_What this task involves_
Repeat every line of the data exactly, but not the pictures.
..............................
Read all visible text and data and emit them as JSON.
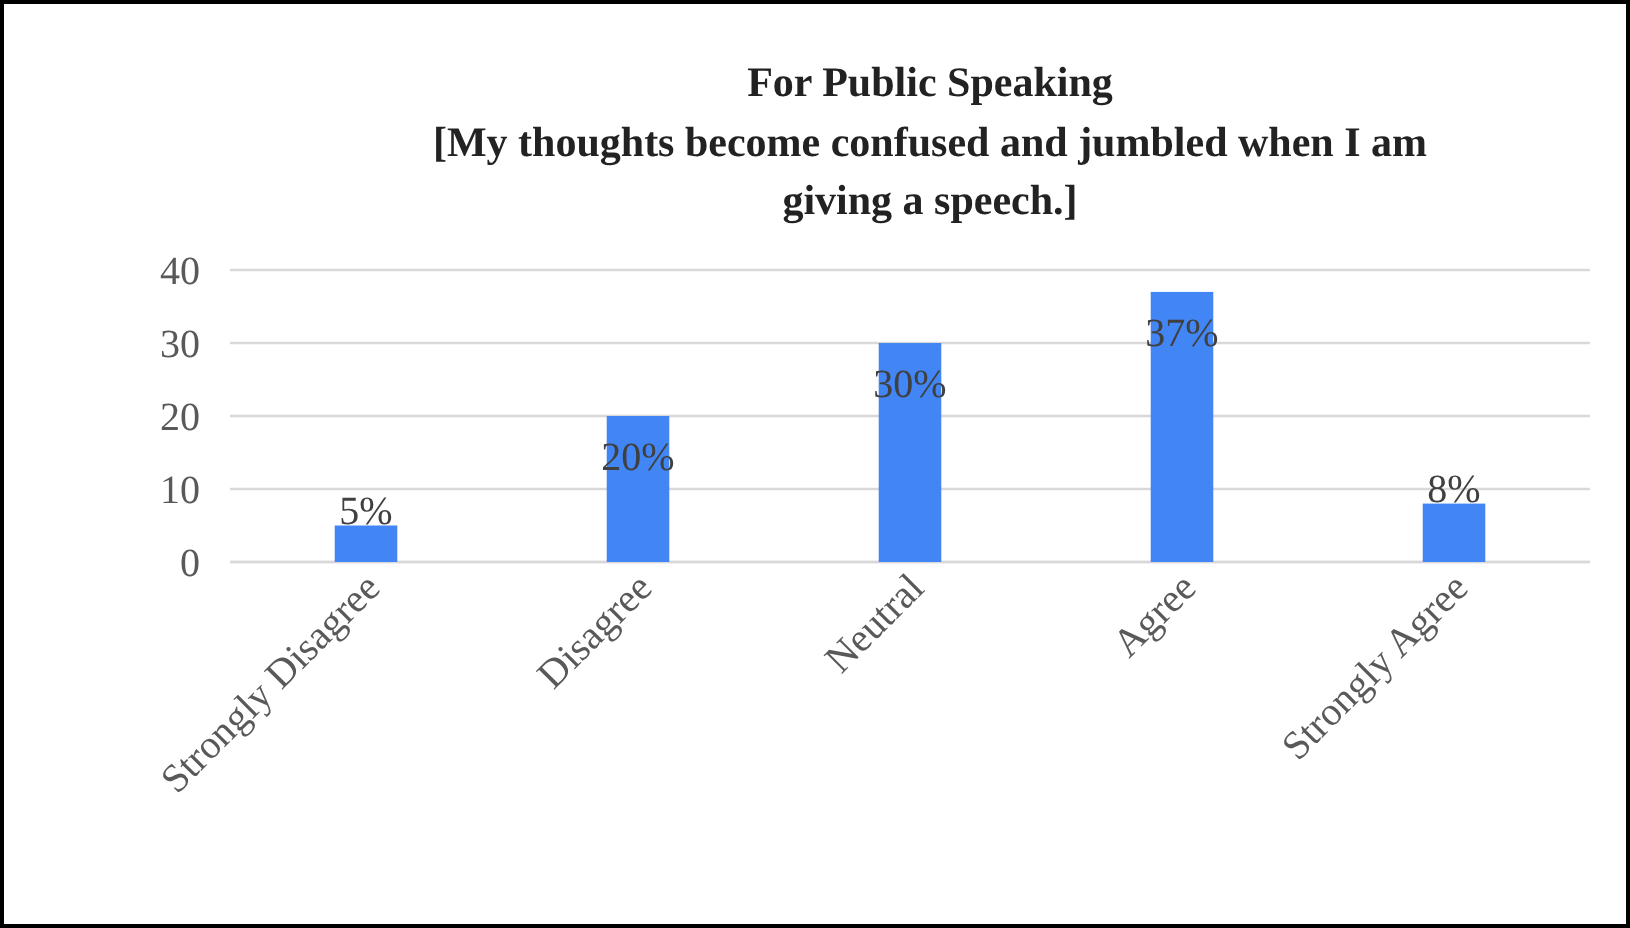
{
  "chart_data": {
    "type": "bar",
    "title": "For Public Speaking",
    "subtitle": "[My thoughts become confused and jumbled when I am giving a speech.]",
    "categories": [
      "Strongly Disagree",
      "Disagree",
      "Neutral",
      "Agree",
      "Strongly Agree"
    ],
    "values": [
      5,
      20,
      30,
      37,
      8
    ],
    "color": "#4285f4",
    "value_labels": [
      "5%",
      "20%",
      "30%",
      "37%",
      "8%"
    ],
    "ylim": [
      0,
      40
    ],
    "yticks": [
      0,
      10,
      20,
      30,
      40
    ],
    "grid": "y"
  }
}
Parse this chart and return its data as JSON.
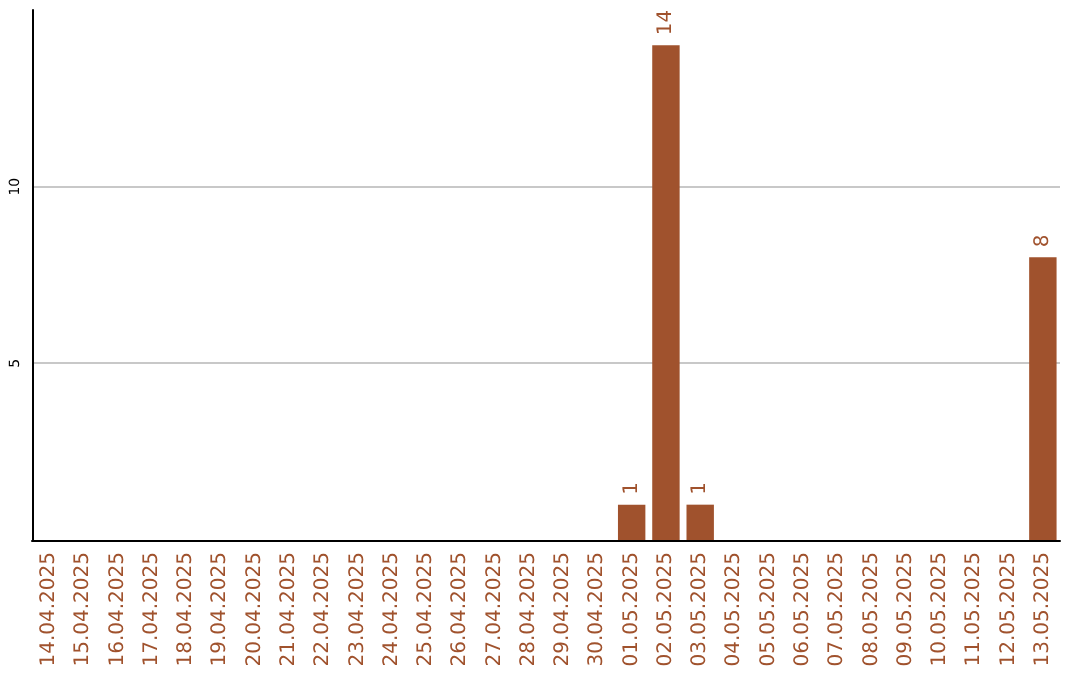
{
  "chart_data": {
    "type": "bar",
    "categories": [
      "14.04.2025",
      "15.04.2025",
      "16.04.2025",
      "17.04.2025",
      "18.04.2025",
      "19.04.2025",
      "20.04.2025",
      "21.04.2025",
      "22.04.2025",
      "23.04.2025",
      "24.04.2025",
      "25.04.2025",
      "26.04.2025",
      "27.04.2025",
      "28.04.2025",
      "29.04.2025",
      "30.04.2025",
      "01.05.2025",
      "02.05.2025",
      "03.05.2025",
      "04.05.2025",
      "05.05.2025",
      "06.05.2025",
      "07.05.2025",
      "08.05.2025",
      "09.05.2025",
      "10.05.2025",
      "11.05.2025",
      "12.05.2025",
      "13.05.2025"
    ],
    "values": [
      0,
      0,
      0,
      0,
      0,
      0,
      0,
      0,
      0,
      0,
      0,
      0,
      0,
      0,
      0,
      0,
      0,
      1,
      14,
      1,
      0,
      0,
      0,
      0,
      0,
      0,
      0,
      0,
      0,
      8
    ],
    "value_labels": [
      null,
      null,
      null,
      null,
      null,
      null,
      null,
      null,
      null,
      null,
      null,
      null,
      null,
      null,
      null,
      null,
      null,
      "1",
      "14",
      "1",
      null,
      null,
      null,
      null,
      null,
      null,
      null,
      null,
      null,
      "8"
    ],
    "color": "#a0522d",
    "ylim": [
      0,
      15
    ],
    "yticks": [
      5,
      10
    ],
    "grid": "y"
  }
}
..............................
_Output for this task_
Read all visible text and data and emit them as JSON.
{
  "chart_data": {
    "type": "bar",
    "title": "For Public Speaking",
    "subtitle": "[My thoughts become confused and jumbled when I am giving a speech.]",
    "categories": [
      "Strongly Disagree",
      "Disagree",
      "Neutral",
      "Agree",
      "Strongly Agree"
    ],
    "values": [
      5,
      20,
      30,
      37,
      8
    ],
    "color": "#4285f4",
    "value_labels": [
      "5%",
      "20%",
      "30%",
      "37%",
      "8%"
    ],
    "ylim": [
      0,
      40
    ],
    "yticks": [
      0,
      10,
      20,
      30,
      40
    ],
    "grid": "y"
  }
}
Parse this chart and return its data as JSON.
{
  "chart_data": {
    "type": "bar",
    "categories": [
      "14.04.2025",
      "15.04.2025",
      "16.04.2025",
      "17.04.2025",
      "18.04.2025",
      "19.04.2025",
      "20.04.2025",
      "21.04.2025",
      "22.04.2025",
      "23.04.2025",
      "24.04.2025",
      "25.04.2025",
      "26.04.2025",
      "27.04.2025",
      "28.04.2025",
      "29.04.2025",
      "30.04.2025",
      "01.05.2025",
      "02.05.2025",
      "03.05.2025",
      "04.05.2025",
      "05.05.2025",
      "06.05.2025",
      "07.05.2025",
      "08.05.2025",
      "09.05.2025",
      "10.05.2025",
      "11.05.2025",
      "12.05.2025",
      "13.05.2025"
    ],
    "values": [
      0,
      0,
      0,
      0,
      0,
      0,
      0,
      0,
      0,
      0,
      0,
      0,
      0,
      0,
      0,
      0,
      0,
      1,
      14,
      1,
      0,
      0,
      0,
      0,
      0,
      0,
      0,
      0,
      0,
      8
    ],
    "value_labels": [
      null,
      null,
      null,
      null,
      null,
      null,
      null,
      null,
      null,
      null,
      null,
      null,
      null,
      null,
      null,
      null,
      null,
      "1",
      "14",
      "1",
      null,
      null,
      null,
      null,
      null,
      null,
      null,
      null,
      null,
      "8"
    ],
    "color": "#a0522d",
    "ylim": [
      0,
      15
    ],
    "yticks": [
      5,
      10
    ],
    "grid": "y"
  }
}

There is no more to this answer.